:: WHAT TO PRODUCE ::
Every entry needs to be printed exactly, please.

:: SUPPLIED RECORDS ::
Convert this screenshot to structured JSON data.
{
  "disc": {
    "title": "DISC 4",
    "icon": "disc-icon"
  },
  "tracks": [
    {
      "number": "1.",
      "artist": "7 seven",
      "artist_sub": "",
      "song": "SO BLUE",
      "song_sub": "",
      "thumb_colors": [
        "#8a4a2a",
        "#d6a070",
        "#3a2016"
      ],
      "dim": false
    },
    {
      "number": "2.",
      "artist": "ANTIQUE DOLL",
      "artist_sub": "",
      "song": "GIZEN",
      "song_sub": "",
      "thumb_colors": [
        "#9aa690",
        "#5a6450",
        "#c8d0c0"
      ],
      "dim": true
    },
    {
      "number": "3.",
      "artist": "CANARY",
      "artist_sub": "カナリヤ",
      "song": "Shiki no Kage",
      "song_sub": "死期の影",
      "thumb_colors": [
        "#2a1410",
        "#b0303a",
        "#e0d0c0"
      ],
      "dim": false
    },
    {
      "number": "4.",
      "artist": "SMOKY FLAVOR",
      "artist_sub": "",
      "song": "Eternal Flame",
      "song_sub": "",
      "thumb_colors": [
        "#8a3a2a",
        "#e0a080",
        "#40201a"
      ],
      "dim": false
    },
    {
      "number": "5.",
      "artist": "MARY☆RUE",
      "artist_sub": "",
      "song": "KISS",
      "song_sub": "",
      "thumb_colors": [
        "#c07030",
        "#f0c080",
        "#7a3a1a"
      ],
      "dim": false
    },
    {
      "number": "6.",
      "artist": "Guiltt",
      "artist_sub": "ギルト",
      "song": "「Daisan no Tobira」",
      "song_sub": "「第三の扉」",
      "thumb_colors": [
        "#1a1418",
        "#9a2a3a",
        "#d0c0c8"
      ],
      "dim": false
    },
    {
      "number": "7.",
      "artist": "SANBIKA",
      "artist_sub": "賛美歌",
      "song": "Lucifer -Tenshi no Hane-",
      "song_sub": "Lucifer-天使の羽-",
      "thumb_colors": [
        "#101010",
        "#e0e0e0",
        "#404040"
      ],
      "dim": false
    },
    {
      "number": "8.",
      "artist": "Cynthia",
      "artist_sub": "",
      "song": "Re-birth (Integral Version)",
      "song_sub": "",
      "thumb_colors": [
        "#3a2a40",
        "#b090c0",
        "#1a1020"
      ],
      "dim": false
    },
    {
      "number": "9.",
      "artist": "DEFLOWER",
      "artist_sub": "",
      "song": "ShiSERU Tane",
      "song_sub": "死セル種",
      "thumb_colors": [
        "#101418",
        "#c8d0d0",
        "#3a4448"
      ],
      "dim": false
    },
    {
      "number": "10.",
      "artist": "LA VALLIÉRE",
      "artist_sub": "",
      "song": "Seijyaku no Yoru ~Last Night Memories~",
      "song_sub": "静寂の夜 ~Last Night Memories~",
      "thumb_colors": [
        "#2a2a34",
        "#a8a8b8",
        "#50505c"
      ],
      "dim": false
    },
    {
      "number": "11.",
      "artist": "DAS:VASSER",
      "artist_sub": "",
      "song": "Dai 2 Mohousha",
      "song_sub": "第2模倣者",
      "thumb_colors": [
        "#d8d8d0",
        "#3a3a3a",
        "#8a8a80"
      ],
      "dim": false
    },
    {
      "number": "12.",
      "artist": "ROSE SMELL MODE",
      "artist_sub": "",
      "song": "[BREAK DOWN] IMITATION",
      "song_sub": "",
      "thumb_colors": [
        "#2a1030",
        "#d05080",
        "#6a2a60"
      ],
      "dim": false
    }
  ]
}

:: WRITTEN RESPONSE ::
Convert this screenshot to structured JSON data.
{
  "disc": {
    "title": "DISC 4",
    "icon": "disc-icon"
  },
  "tracks": [
    {
      "number": "1.",
      "artist": "7 seven",
      "artist_sub": "",
      "song": "SO BLUE",
      "song_sub": "",
      "thumb_colors": [
        "#8a4a2a",
        "#d6a070",
        "#3a2016"
      ],
      "dim": false
    },
    {
      "number": "2.",
      "artist": "ANTIQUE DOLL",
      "artist_sub": "",
      "song": "GIZEN",
      "song_sub": "",
      "thumb_colors": [
        "#9aa690",
        "#5a6450",
        "#c8d0c0"
      ],
      "dim": true
    },
    {
      "number": "3.",
      "artist": "CANARY",
      "artist_sub": "カナリヤ",
      "song": "Shiki no Kage",
      "song_sub": "死期の影",
      "thumb_colors": [
        "#2a1410",
        "#b0303a",
        "#e0d0c0"
      ],
      "dim": false
    },
    {
      "number": "4.",
      "artist": "SMOKY FLAVOR",
      "artist_sub": "",
      "song": "Eternal Flame",
      "song_sub": "",
      "thumb_colors": [
        "#8a3a2a",
        "#e0a080",
        "#40201a"
      ],
      "dim": false
    },
    {
      "number": "5.",
      "artist": "MARY☆RUE",
      "artist_sub": "",
      "song": "KISS",
      "song_sub": "",
      "thumb_colors": [
        "#c07030",
        "#f0c080",
        "#7a3a1a"
      ],
      "dim": false
    },
    {
      "number": "6.",
      "artist": "Guiltt",
      "artist_sub": "ギルト",
      "song": "「Daisan no Tobira」",
      "song_sub": "「第三の扉」",
      "thumb_colors": [
        "#1a1418",
        "#9a2a3a",
        "#d0c0c8"
      ],
      "dim": false
    },
    {
      "number": "7.",
      "artist": "SANBIKA",
      "artist_sub": "賛美歌",
      "song": "Lucifer -Tenshi no Hane-",
      "song_sub": "Lucifer-天使の羽-",
      "thumb_colors": [
        "#101010",
        "#e0e0e0",
        "#404040"
      ],
      "dim": false
    },
    {
      "number": "8.",
      "artist": "Cynthia",
      "artist_sub": "",
      "song": "Re-birth (Integral Version)",
      "song_sub": "",
      "thumb_colors": [
        "#3a2a40",
        "#b090c0",
        "#1a1020"
      ],
      "dim": false
    },
    {
      "number": "9.",
      "artist": "DEFLOWER",
      "artist_sub": "",
      "song": "ShiSERU Tane",
      "song_sub": "死セル種",
      "thumb_colors": [
        "#101418",
        "#c8d0d0",
        "#3a4448"
      ],
      "dim": false
    },
    {
      "number": "10.",
      "artist": "LA VALLIÉRE",
      "artist_sub": "",
      "song": "Seijyaku no Yoru ~Last Night Memories~",
      "song_sub": "静寂の夜 ~Last Night Memories~",
      "thumb_colors": [
        "#2a2a34",
        "#a8a8b8",
        "#50505c"
      ],
      "dim": false
    },
    {
      "number": "11.",
      "artist": "DAS:VASSER",
      "artist_sub": "",
      "song": "Dai 2 Mohousha",
      "song_sub": "第2模倣者",
      "thumb_colors": [
        "#d8d8d0",
        "#3a3a3a",
        "#8a8a80"
      ],
      "dim": false
    },
    {
      "number": "12.",
      "artist": "ROSE SMELL MODE",
      "artist_sub": "",
      "song": "[BREAK DOWN] IMITATION",
      "song_sub": "",
      "thumb_colors": [
        "#2a1030",
        "#d05080",
        "#6a2a60"
      ],
      "dim": false
    }
  ]
}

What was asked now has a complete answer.